STATED TASK: Please print all of the material below, word for word.

Dataset records:
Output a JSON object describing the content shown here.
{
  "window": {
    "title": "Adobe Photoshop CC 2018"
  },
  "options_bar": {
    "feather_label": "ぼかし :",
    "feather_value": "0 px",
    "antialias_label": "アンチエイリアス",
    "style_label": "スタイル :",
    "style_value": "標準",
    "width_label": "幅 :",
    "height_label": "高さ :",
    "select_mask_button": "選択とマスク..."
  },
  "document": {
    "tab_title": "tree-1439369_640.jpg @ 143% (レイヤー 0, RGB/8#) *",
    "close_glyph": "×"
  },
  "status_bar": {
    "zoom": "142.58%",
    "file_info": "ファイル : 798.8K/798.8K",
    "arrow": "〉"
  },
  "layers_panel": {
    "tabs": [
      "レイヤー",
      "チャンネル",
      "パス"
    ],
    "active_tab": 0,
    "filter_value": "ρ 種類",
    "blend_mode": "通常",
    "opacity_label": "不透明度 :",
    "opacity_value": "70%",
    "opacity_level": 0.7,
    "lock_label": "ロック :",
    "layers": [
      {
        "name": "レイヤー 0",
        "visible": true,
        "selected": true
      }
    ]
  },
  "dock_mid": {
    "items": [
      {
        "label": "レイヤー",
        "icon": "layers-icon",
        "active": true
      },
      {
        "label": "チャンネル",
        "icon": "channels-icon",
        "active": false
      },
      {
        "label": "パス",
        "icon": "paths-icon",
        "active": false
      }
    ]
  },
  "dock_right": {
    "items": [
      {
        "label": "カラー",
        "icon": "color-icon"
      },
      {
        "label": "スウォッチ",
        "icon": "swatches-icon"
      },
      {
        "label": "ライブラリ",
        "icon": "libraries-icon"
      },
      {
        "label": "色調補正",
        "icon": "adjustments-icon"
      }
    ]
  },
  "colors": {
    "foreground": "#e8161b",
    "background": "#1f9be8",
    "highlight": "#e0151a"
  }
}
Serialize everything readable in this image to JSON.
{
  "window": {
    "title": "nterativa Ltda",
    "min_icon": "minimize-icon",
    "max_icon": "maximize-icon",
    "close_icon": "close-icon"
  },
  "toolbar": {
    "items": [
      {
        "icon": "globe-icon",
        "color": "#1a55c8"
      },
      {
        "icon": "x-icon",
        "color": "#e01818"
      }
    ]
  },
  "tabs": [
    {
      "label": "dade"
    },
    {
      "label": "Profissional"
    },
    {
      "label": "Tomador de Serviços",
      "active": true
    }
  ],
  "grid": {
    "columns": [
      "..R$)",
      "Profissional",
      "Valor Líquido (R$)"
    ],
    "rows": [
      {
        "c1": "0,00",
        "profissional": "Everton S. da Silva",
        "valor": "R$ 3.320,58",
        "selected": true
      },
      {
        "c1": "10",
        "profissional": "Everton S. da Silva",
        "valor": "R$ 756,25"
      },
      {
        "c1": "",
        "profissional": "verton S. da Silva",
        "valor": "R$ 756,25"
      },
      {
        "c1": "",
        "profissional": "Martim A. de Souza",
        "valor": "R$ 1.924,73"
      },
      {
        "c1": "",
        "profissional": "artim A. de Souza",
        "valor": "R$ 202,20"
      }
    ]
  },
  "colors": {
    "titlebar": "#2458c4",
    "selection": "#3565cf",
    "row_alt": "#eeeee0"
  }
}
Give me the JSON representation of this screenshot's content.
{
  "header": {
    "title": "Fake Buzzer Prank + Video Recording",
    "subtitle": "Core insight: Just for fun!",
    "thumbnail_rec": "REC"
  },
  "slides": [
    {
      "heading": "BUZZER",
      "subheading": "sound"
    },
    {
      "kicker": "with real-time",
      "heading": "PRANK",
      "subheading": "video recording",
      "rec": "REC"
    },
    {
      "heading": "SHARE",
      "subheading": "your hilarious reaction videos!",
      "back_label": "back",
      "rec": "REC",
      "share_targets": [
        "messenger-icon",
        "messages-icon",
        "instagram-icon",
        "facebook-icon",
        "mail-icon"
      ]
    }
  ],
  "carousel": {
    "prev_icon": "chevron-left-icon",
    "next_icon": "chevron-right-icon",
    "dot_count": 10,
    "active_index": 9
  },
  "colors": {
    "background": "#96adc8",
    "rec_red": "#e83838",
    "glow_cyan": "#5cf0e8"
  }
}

FINAL ANSWER:
Output a JSON object describing the content shown here.
{
  "window": {
    "title": "Adobe Photoshop CC 2018"
  },
  "options_bar": {
    "feather_label": "ぼかし :",
    "feather_value": "0 px",
    "antialias_label": "アンチエイリアス",
    "style_label": "スタイル :",
    "style_value": "標準",
    "width_label": "幅 :",
    "height_label": "高さ :",
    "select_mask_button": "選択とマスク..."
  },
  "document": {
    "tab_title": "tree-1439369_640.jpg @ 143% (レイヤー 0, RGB/8#) *",
    "close_glyph": "×"
  },
  "status_bar": {
    "zoom": "142.58%",
    "file_info": "ファイル : 798.8K/798.8K",
    "arrow": "〉"
  },
  "layers_panel": {
    "tabs": [
      "レイヤー",
      "チャンネル",
      "パス"
    ],
    "active_tab": 0,
    "filter_value": "ρ 種類",
    "blend_mode": "通常",
    "opacity_label": "不透明度 :",
    "opacity_value": "70%",
    "opacity_level": 0.7,
    "lock_label": "ロック :",
    "layers": [
      {
        "name": "レイヤー 0",
        "visible": true,
        "selected": true
      }
    ]
  },
  "dock_mid": {
    "items": [
      {
        "label": "レイヤー",
        "icon": "layers-icon",
        "active": true
      },
      {
        "label": "チャンネル",
        "icon": "channels-icon",
        "active": false
      },
      {
        "label": "パス",
        "icon": "paths-icon",
        "active": false
      }
    ]
  },
  "dock_right": {
    "items": [
      {
        "label": "カラー",
        "icon": "color-icon"
      },
      {
        "label": "スウォッチ",
        "icon": "swatches-icon"
      },
      {
        "label": "ライブラリ",
        "icon": "libraries-icon"
      },
      {
        "label": "色調補正",
        "icon": "adjustments-icon"
      }
    ]
  },
  "colors": {
    "foreground": "#e8161b",
    "background": "#1f9be8",
    "highlight": "#e0151a"
  }
}
Serialize everything readable in this image to JSON.
{
  "window": {
    "title": "nterativa Ltda",
    "min_icon": "minimize-icon",
    "max_icon": "maximize-icon",
    "close_icon": "close-icon"
  },
  "toolbar": {
    "items": [
      {
        "icon": "globe-icon",
        "color": "#1a55c8"
      },
      {
        "icon": "x-icon",
        "color": "#e01818"
      }
    ]
  },
  "tabs": [
    {
      "label": "dade"
    },
    {
      "label": "Profissional"
    },
    {
      "label": "Tomador de Serviços",
      "active": true
    }
  ],
  "grid": {
    "columns": [
      "..R$)",
      "Profissional",
      "Valor Líquido (R$)"
    ],
    "rows": [
      {
        "c1": "0,00",
        "profissional": "Everton S. da Silva",
        "valor": "R$ 3.320,58",
        "selected": true
      },
      {
        "c1": "10",
        "profissional": "Everton S. da Silva",
        "valor": "R$ 756,25"
      },
      {
        "c1": "",
        "profissional": "verton S. da Silva",
        "valor": "R$ 756,25"
      },
      {
        "c1": "",
        "profissional": "Martim A. de Souza",
        "valor": "R$ 1.924,73"
      },
      {
        "c1": "",
        "profissional": "artim A. de Souza",
        "valor": "R$ 202,20"
      }
    ]
  },
  "colors": {
    "titlebar": "#2458c4",
    "selection": "#3565cf",
    "row_alt": "#eeeee0"
  }
}
Give me the JSON representation of this screenshot's content.
{
  "header": {
    "title": "Fake Buzzer Prank + Video Recording",
    "subtitle": "Core insight: Just for fun!",
    "thumbnail_rec": "REC"
  },
  "slides": [
    {
      "heading": "BUZZER",
      "subheading": "sound"
    },
    {
      "kicker": "with real-time",
      "heading": "PRANK",
      "subheading": "video recording",
      "rec": "REC"
    },
    {
      "heading": "SHARE",
      "subheading": "your hilarious reaction videos!",
      "back_label": "back",
      "rec": "REC",
      "share_targets": [
        "messenger-icon",
        "messages-icon",
        "instagram-icon",
        "facebook-icon",
        "mail-icon"
      ]
    }
  ],
  "carousel": {
    "prev_icon": "chevron-left-icon",
    "next_icon": "chevron-right-icon",
    "dot_count": 10,
    "active_index": 9
  },
  "colors": {
    "background": "#96adc8",
    "rec_red": "#e83838",
    "glow_cyan": "#5cf0e8"
  }
}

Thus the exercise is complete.